### Stated exercise
Copy the records below exactly, leaving out every picture.

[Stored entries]

***

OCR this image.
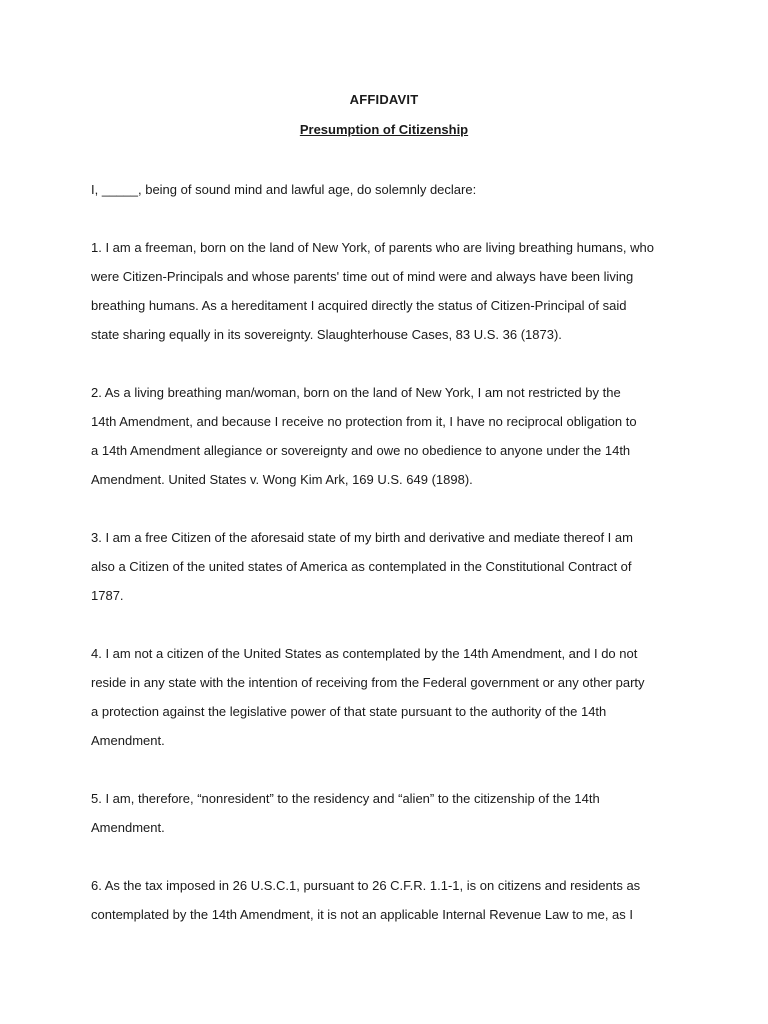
AFFIDAVIT
Presumption of Citizenship

I, _____, being of sound mind and lawful age, do solemnly declare:

1. I am a freeman, born on the land of New York, of parents who are living breathing humans, who
were Citizen-Principals and whose parents' time out of mind were and always have been living
breathing humans. As a hereditament I acquired directly the status of Citizen-Principal of said
state sharing equally in its sovereignty. Slaughterhouse Cases, 83 U.S. 36 (1873).

2. As a living breathing man/woman, born on the land of New York, I am not restricted by the
14th Amendment, and because I receive no protection from it, I have no reciprocal obligation to
a 14th Amendment allegiance or sovereignty and owe no obedience to anyone under the 14th
Amendment. United States v. Wong Kim Ark, 169 U.S. 649 (1898).

3. I am a free Citizen of the aforesaid state of my birth and derivative and mediate thereof I am
also a Citizen of the united states of America as contemplated in the Constitutional Contract of
1787.

4. I am not a citizen of the United States as contemplated by the 14th Amendment, and I do not
reside in any state with the intention of receiving from the Federal government or any other party
a protection against the legislative power of that state pursuant to the authority of the 14th
Amendment.

5. I am, therefore, “nonresident” to the residency and “alien” to the citizenship of the 14th
Amendment.

6. As the tax imposed in 26 U.S.C.1, pursuant to 26 C.F.R. 1.1-1, is on citizens and residents as
contemplated by the 14th Amendment, it is not an applicable Internal Revenue Law to me, as I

***

### Result
OCR this image.
AFFIDAVIT
Presumption of Citizenship

I, _____, being of sound mind and lawful age, do solemnly declare:

1. I am a freeman, born on the land of New York, of parents who are living breathing humans, who
were Citizen-Principals and whose parents' time out of mind were and always have been living
breathing humans. As a hereditament I acquired directly the status of Citizen-Principal of said
state sharing equally in its sovereignty. Slaughterhouse Cases, 83 U.S. 36 (1873).

2. As a living breathing man/woman, born on the land of New York, I am not restricted by the
14th Amendment, and because I receive no protection from it, I have no reciprocal obligation to
a 14th Amendment allegiance or sovereignty and owe no obedience to anyone under the 14th
Amendment. United States v. Wong Kim Ark, 169 U.S. 649 (1898).

3. I am a free Citizen of the aforesaid state of my birth and derivative and mediate thereof I am
also a Citizen of the united states of America as contemplated in the Constitutional Contract of
1787.

4. I am not a citizen of the United States as contemplated by the 14th Amendment, and I do not
reside in any state with the intention of receiving from the Federal government or any other party
a protection against the legislative power of that state pursuant to the authority of the 14th
Amendment.

5. I am, therefore, “nonresident” to the residency and “alien” to the citizenship of the 14th
Amendment.

6. As the tax imposed in 26 U.S.C.1, pursuant to 26 C.F.R. 1.1-1, is on citizens and residents as
contemplated by the 14th Amendment, it is not an applicable Internal Revenue Law to me, as I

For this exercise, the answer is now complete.